Stored records
##########

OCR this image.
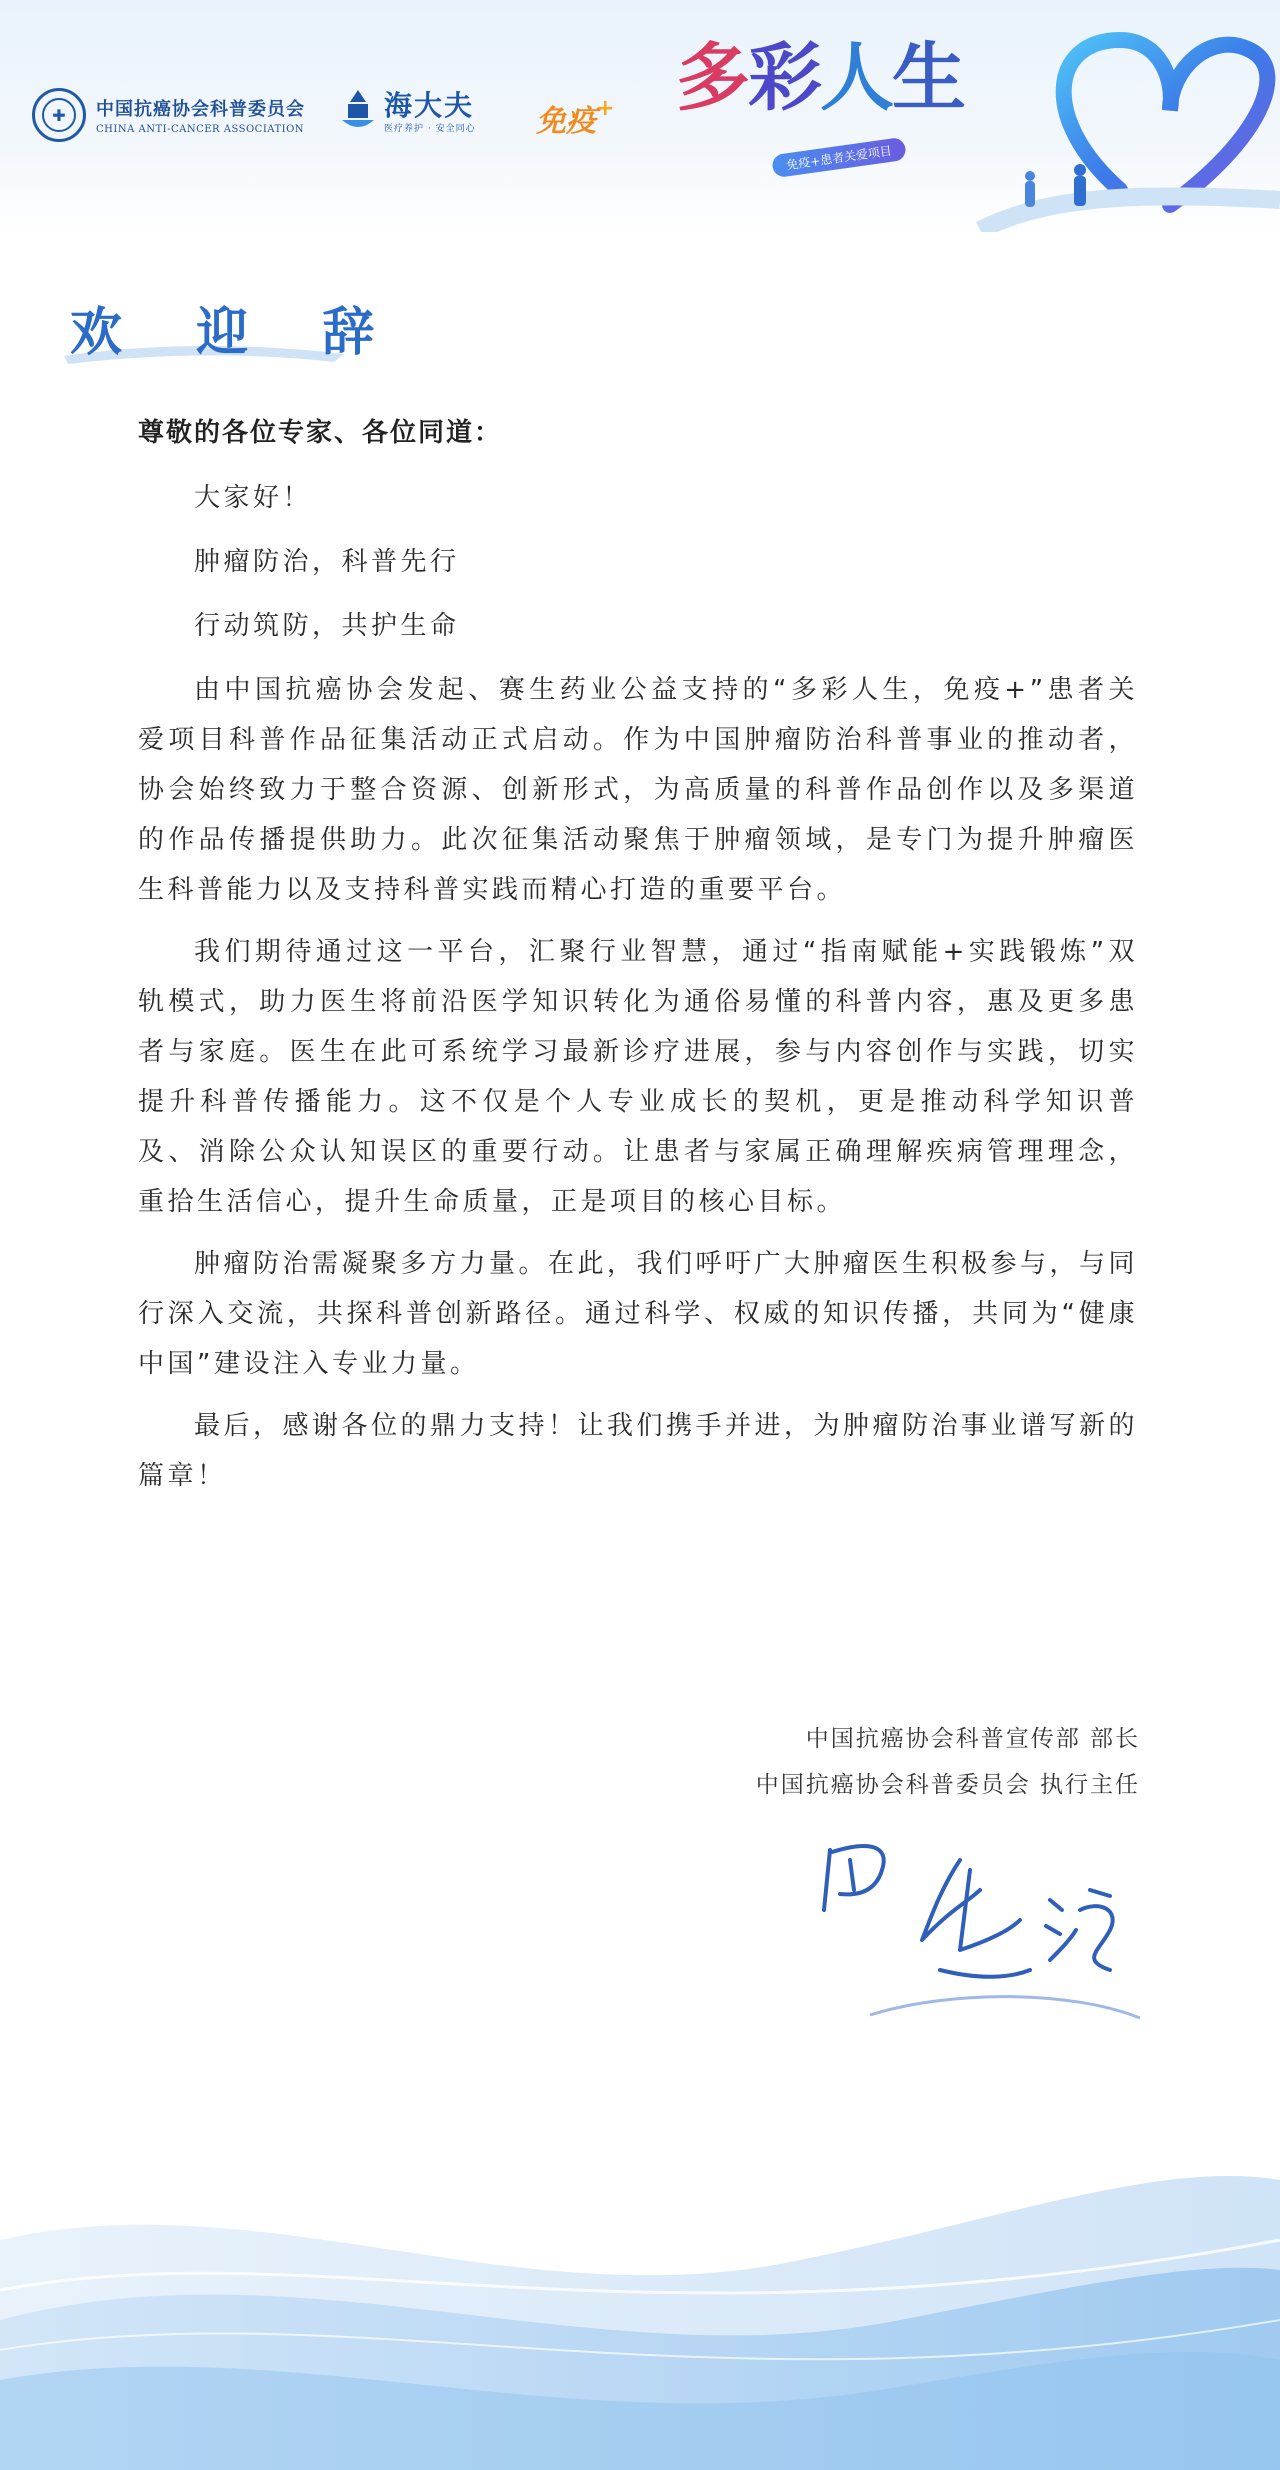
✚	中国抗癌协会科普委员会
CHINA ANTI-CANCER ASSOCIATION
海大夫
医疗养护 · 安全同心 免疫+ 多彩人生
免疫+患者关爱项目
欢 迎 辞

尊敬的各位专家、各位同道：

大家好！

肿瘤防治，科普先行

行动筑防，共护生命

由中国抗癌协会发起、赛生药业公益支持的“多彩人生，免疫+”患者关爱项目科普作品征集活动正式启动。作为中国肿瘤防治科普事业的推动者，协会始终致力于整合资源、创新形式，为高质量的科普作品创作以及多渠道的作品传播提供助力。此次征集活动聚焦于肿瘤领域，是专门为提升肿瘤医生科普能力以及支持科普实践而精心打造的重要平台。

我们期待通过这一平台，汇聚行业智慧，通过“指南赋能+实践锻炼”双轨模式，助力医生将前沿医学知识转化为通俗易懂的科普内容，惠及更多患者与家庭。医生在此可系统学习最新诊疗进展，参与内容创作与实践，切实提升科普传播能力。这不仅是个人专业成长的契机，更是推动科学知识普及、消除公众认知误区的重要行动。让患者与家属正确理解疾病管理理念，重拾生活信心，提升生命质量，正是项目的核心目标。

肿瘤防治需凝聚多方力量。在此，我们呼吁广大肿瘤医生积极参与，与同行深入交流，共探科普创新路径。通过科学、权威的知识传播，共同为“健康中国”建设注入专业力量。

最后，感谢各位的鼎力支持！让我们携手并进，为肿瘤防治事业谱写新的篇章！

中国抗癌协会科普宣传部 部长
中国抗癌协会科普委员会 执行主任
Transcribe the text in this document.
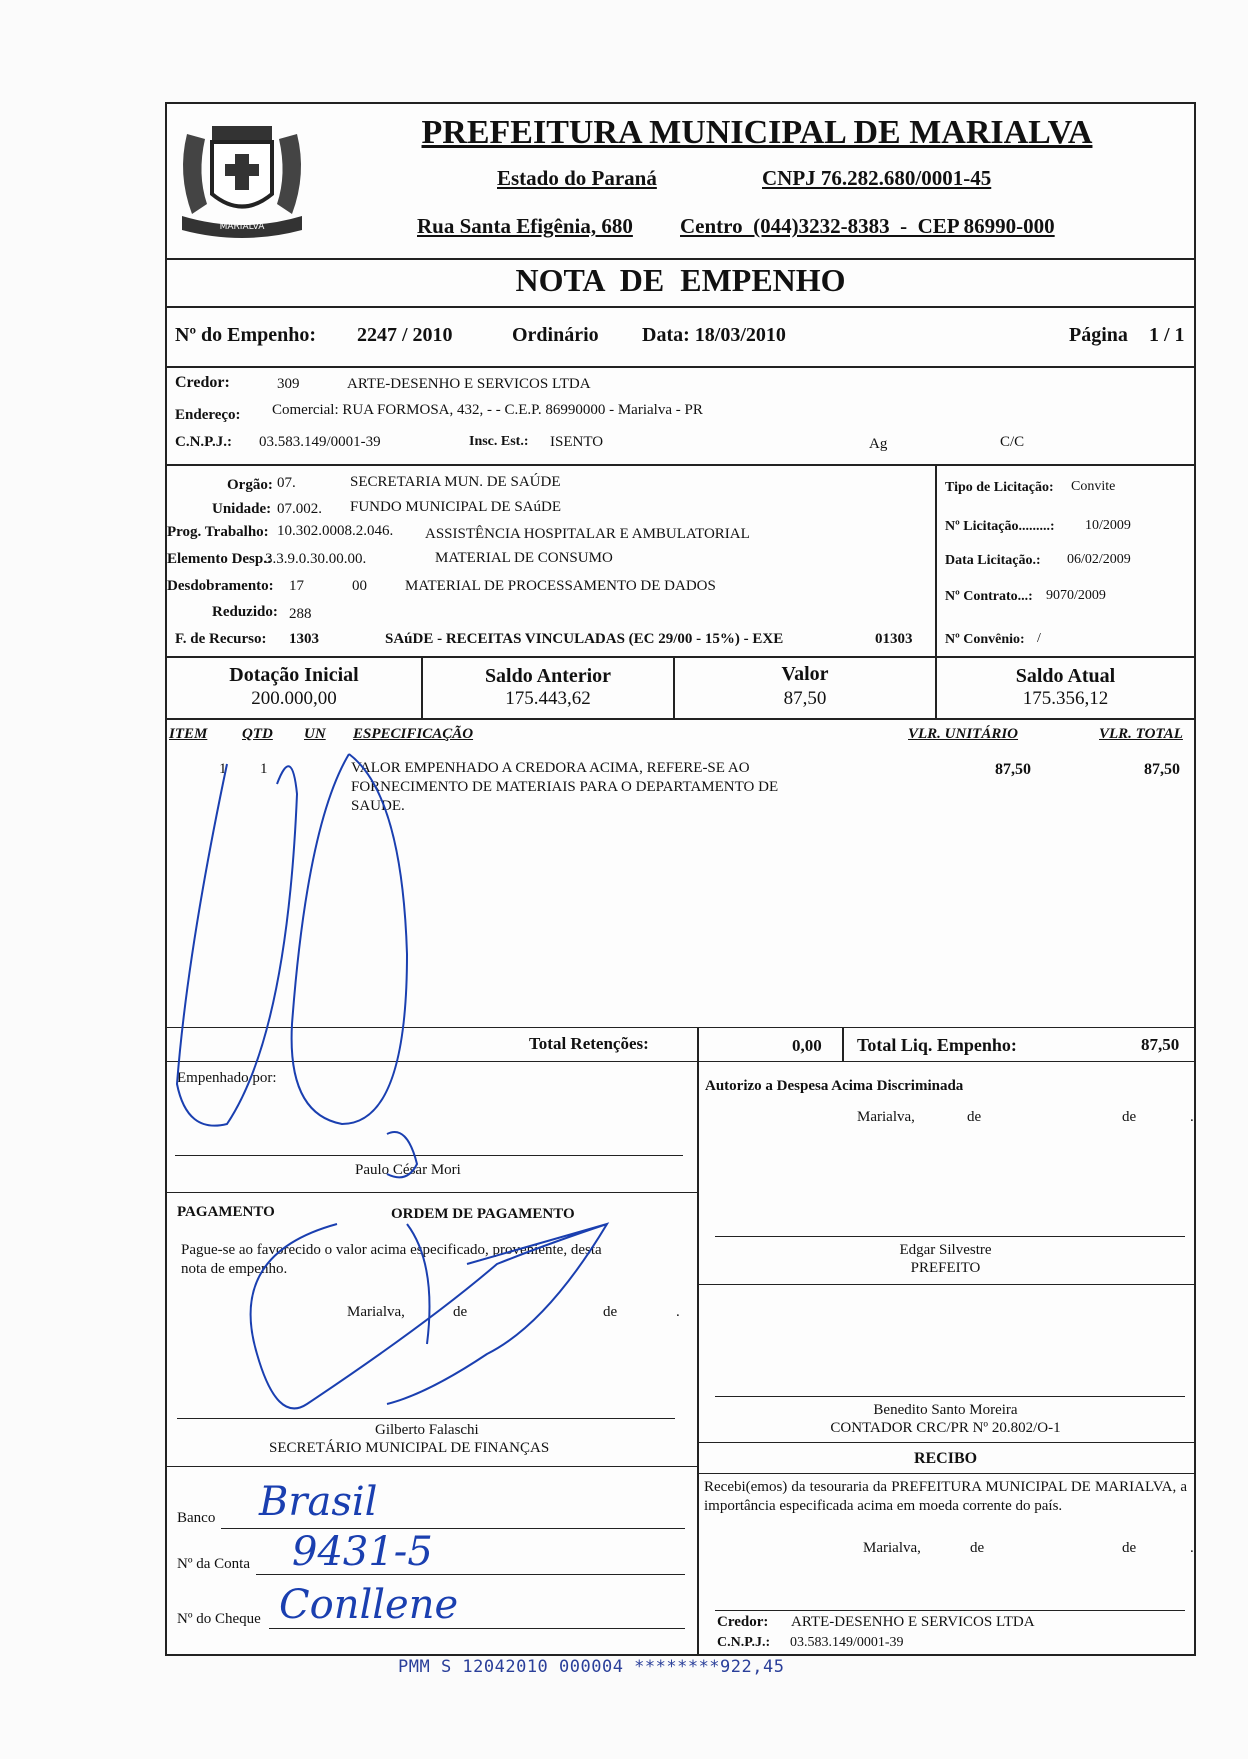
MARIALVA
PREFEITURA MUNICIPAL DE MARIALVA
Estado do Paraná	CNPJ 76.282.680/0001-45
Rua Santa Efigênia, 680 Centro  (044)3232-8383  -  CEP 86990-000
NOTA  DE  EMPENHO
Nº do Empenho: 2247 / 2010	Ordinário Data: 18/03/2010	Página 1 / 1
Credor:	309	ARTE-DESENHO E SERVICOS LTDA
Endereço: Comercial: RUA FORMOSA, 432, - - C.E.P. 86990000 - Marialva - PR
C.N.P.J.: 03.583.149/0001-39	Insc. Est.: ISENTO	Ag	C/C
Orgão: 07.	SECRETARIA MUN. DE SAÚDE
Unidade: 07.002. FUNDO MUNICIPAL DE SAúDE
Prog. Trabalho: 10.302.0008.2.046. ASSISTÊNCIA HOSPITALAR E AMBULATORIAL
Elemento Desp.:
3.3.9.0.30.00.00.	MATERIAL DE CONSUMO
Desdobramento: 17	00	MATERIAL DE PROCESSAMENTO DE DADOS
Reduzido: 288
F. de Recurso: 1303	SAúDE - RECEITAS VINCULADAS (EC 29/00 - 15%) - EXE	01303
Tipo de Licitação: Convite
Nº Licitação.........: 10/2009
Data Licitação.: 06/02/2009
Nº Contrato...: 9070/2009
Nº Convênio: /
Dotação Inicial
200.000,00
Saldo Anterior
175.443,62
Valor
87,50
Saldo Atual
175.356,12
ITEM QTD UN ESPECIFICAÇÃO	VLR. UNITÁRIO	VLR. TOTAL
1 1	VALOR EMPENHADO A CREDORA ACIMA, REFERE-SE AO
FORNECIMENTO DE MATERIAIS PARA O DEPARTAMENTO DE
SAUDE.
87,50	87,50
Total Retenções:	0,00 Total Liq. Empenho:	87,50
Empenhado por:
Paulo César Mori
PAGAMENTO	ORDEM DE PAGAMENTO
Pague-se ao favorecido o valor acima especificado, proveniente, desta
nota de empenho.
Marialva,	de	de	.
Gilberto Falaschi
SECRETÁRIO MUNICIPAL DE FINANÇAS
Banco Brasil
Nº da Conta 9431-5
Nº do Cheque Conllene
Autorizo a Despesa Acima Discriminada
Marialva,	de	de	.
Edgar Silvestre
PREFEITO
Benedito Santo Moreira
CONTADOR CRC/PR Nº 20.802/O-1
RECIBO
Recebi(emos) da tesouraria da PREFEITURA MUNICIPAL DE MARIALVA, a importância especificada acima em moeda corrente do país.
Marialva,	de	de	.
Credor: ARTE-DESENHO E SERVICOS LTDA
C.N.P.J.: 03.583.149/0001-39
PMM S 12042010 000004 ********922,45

##########

SET TASK:
Check every line of the entries above for the word "SERVICOS" and report how many lines contain it, giving the number only.

ANSWER FOR THIS EXERCISE:
2